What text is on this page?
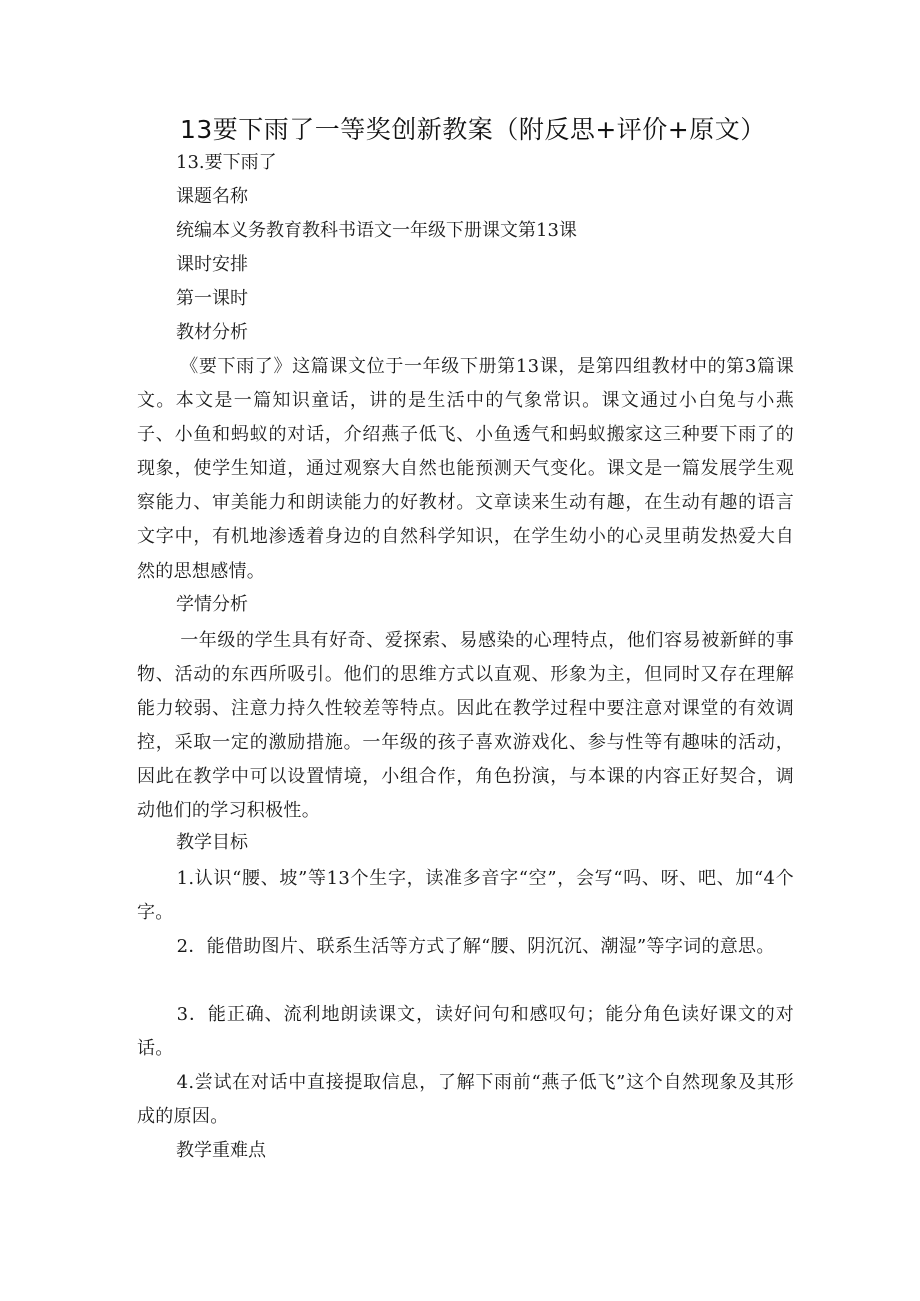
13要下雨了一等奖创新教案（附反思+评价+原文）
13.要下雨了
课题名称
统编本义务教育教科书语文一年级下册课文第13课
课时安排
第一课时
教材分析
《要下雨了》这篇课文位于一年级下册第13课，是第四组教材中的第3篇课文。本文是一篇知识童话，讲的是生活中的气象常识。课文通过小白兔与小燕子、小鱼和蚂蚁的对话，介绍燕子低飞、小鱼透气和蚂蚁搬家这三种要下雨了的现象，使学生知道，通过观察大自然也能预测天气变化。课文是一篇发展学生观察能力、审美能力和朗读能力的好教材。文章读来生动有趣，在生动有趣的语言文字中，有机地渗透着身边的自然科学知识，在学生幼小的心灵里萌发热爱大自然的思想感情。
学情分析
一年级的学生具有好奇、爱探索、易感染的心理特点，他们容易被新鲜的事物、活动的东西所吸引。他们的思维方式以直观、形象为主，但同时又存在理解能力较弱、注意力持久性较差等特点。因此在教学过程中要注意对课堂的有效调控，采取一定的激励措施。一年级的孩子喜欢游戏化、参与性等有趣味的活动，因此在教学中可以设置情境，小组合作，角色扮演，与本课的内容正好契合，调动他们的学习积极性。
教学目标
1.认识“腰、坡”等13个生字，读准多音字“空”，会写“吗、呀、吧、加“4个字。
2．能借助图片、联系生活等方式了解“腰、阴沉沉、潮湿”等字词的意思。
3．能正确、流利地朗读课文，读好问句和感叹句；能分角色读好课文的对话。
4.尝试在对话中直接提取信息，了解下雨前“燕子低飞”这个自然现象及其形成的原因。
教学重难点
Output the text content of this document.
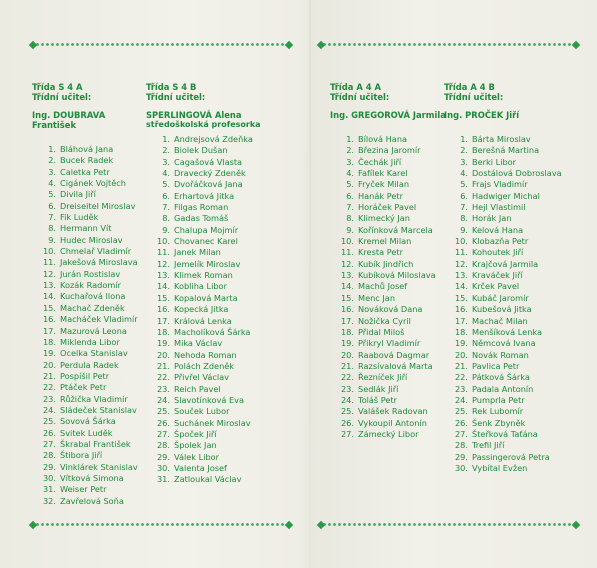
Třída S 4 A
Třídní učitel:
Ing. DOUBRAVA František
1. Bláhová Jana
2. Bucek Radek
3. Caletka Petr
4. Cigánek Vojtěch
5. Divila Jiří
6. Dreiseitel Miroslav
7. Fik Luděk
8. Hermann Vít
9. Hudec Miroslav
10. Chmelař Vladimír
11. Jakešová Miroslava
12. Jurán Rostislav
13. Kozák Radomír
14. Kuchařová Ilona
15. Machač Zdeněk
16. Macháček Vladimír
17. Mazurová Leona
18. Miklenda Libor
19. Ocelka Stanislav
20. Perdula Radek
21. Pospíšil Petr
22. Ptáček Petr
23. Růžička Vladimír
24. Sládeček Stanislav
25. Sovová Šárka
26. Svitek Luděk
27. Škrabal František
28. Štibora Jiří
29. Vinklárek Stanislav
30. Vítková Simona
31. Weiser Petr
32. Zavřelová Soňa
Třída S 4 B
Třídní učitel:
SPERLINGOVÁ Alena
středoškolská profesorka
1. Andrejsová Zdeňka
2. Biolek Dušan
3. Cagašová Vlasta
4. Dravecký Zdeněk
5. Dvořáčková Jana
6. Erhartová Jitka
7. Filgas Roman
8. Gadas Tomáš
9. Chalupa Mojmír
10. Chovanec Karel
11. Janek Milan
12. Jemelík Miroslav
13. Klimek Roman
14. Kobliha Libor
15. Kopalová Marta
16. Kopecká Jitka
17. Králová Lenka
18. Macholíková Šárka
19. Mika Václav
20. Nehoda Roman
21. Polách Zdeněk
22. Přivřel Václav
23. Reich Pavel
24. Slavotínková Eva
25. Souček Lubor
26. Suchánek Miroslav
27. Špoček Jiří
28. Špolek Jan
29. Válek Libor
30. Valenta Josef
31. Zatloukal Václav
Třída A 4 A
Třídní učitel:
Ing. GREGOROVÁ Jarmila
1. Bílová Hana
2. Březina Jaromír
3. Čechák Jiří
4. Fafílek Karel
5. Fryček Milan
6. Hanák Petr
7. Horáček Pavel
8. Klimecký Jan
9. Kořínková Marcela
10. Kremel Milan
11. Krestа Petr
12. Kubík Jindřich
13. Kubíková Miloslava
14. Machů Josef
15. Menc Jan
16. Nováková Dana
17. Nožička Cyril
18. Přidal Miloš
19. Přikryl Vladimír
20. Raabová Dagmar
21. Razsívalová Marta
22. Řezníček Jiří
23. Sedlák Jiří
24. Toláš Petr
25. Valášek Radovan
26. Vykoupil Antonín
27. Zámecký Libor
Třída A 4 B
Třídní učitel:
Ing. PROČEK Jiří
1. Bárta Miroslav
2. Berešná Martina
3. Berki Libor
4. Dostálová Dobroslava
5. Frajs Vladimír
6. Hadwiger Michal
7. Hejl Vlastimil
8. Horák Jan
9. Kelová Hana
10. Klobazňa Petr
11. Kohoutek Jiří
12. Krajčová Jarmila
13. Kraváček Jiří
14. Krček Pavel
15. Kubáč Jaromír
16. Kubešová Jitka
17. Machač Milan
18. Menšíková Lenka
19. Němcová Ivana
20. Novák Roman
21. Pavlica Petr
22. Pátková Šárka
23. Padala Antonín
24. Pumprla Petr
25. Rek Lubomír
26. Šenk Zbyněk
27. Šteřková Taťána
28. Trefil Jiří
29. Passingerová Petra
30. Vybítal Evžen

(WHAT YOU HAVE TO DO):
Check each line of the entries above, and show every one holding the word "Jiří".

(OUTPUT FOR THIS TASK):
5. Divila Jiří
28. Štibora Jiří
27. Špoček Jiří
3. Čechák Jiří
22. Řezníček Jiří
23. Sedlák Jiří
Ing. PROČEK Jiří
11. Kohoutek Jiří
13. Kraváček Jiří
28. Trefil Jiří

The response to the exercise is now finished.